Task to carry out
Write the listing below out again exactly, dropping the images.

Exercise data
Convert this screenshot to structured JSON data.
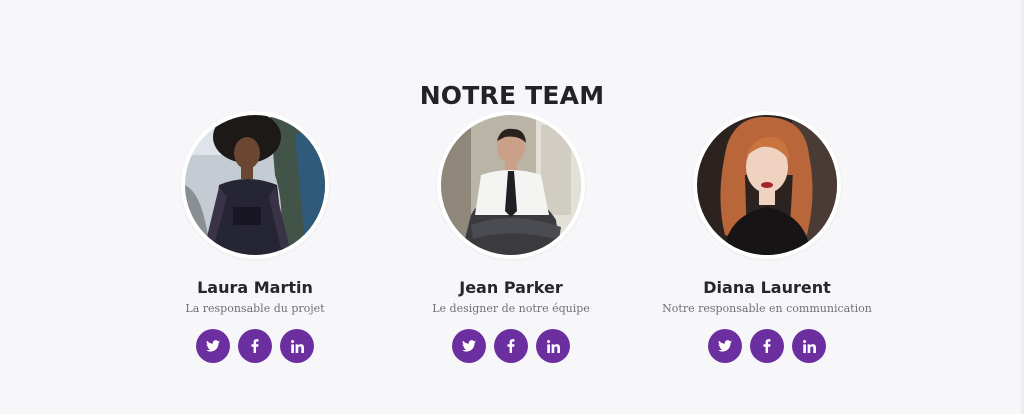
{
  "section": {
    "title": "NOTRE TEAM"
  },
  "members": [
    {
      "name": "Laura Martin",
      "role": "La responsable du projet",
      "socials": [
        "twitter-icon",
        "facebook-icon",
        "linkedin-icon"
      ]
    },
    {
      "name": "Jean Parker",
      "role": "Le designer de notre équipe",
      "socials": [
        "twitter-icon",
        "facebook-icon",
        "linkedin-icon"
      ]
    },
    {
      "name": "Diana Laurent",
      "role": "Notre responsable en communication",
      "socials": [
        "twitter-icon",
        "facebook-icon",
        "linkedin-icon"
      ]
    }
  ],
  "colors": {
    "accent": "#6b2fa0",
    "background": "#f7f7fa",
    "heading": "#222327",
    "muted": "#6f6f76"
  }
}
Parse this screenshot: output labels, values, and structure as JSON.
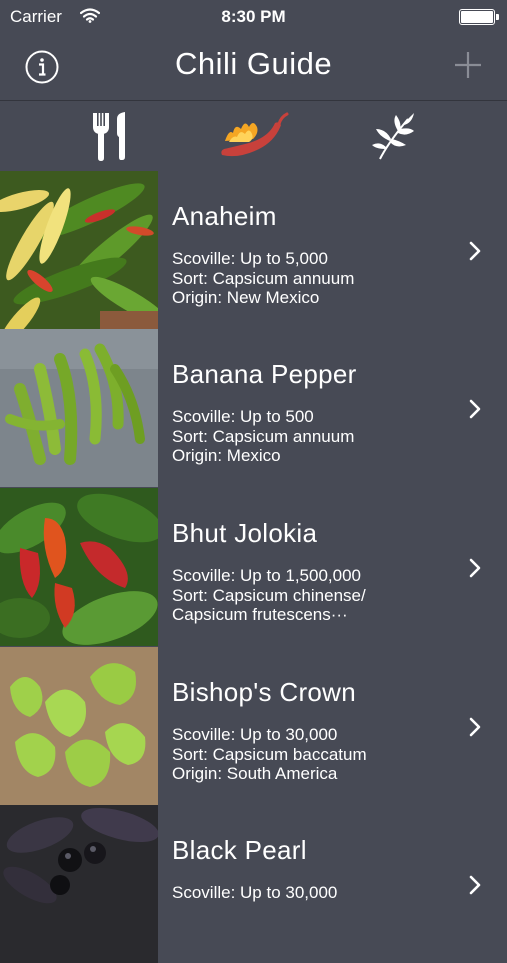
{
  "status_bar": {
    "carrier": "Carrier",
    "time": "8:30 PM"
  },
  "nav": {
    "title": "Chili Guide",
    "info_icon": "info-circle-icon",
    "add_icon": "plus-icon"
  },
  "segments": [
    {
      "icon": "fork-knife-icon",
      "selected": false
    },
    {
      "icon": "chili-pepper-icon",
      "selected": true
    },
    {
      "icon": "herb-leaf-icon",
      "selected": false
    }
  ],
  "peppers": [
    {
      "name": "Anaheim",
      "line1": "Scoville: Up to 5,000",
      "line2": "Sort: Capsicum annuum",
      "line3": "Origin: New Mexico"
    },
    {
      "name": "Banana Pepper",
      "line1": "Scoville: Up to 500",
      "line2": "Sort: Capsicum annuum",
      "line3": "Origin: Mexico"
    },
    {
      "name": "Bhut Jolokia",
      "line1": "Scoville: Up to 1,500,000",
      "line2": "Sort: Capsicum chinense/",
      "line3": "Capsicum frutescens···"
    },
    {
      "name": "Bishop's Crown",
      "line1": "Scoville: Up to 30,000",
      "line2": "Sort: Capsicum baccatum",
      "line3": "Origin: South America"
    },
    {
      "name": "Black Pearl",
      "line1": "Scoville: Up to 30,000",
      "line2": "",
      "line3": ""
    }
  ]
}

Result of the task
Convert this screenshot to structured JSON data.
{
  "section": {
    "title": "NOTRE TEAM"
  },
  "members": [
    {
      "name": "Laura Martin",
      "role": "La responsable du projet",
      "socials": [
        "twitter-icon",
        "facebook-icon",
        "linkedin-icon"
      ]
    },
    {
      "name": "Jean Parker",
      "role": "Le designer de notre équipe",
      "socials": [
        "twitter-icon",
        "facebook-icon",
        "linkedin-icon"
      ]
    },
    {
      "name": "Diana Laurent",
      "role": "Notre responsable en communication",
      "socials": [
        "twitter-icon",
        "facebook-icon",
        "linkedin-icon"
      ]
    }
  ],
  "colors": {
    "accent": "#6b2fa0",
    "background": "#f7f7fa",
    "heading": "#222327",
    "muted": "#6f6f76"
  }
}
Parse this screenshot: output labels, values, and structure as JSON.
{
  "status_bar": {
    "carrier": "Carrier",
    "time": "8:30 PM"
  },
  "nav": {
    "title": "Chili Guide",
    "info_icon": "info-circle-icon",
    "add_icon": "plus-icon"
  },
  "segments": [
    {
      "icon": "fork-knife-icon",
      "selected": false
    },
    {
      "icon": "chili-pepper-icon",
      "selected": true
    },
    {
      "icon": "herb-leaf-icon",
      "selected": false
    }
  ],
  "peppers": [
    {
      "name": "Anaheim",
      "line1": "Scoville: Up to 5,000",
      "line2": "Sort: Capsicum annuum",
      "line3": "Origin: New Mexico"
    },
    {
      "name": "Banana Pepper",
      "line1": "Scoville: Up to 500",
      "line2": "Sort: Capsicum annuum",
      "line3": "Origin: Mexico"
    },
    {
      "name": "Bhut Jolokia",
      "line1": "Scoville: Up to 1,500,000",
      "line2": "Sort: Capsicum chinense/",
      "line3": "Capsicum frutescens···"
    },
    {
      "name": "Bishop's Crown",
      "line1": "Scoville: Up to 30,000",
      "line2": "Sort: Capsicum baccatum",
      "line3": "Origin: South America"
    },
    {
      "name": "Black Pearl",
      "line1": "Scoville: Up to 30,000",
      "line2": "",
      "line3": ""
    }
  ]
}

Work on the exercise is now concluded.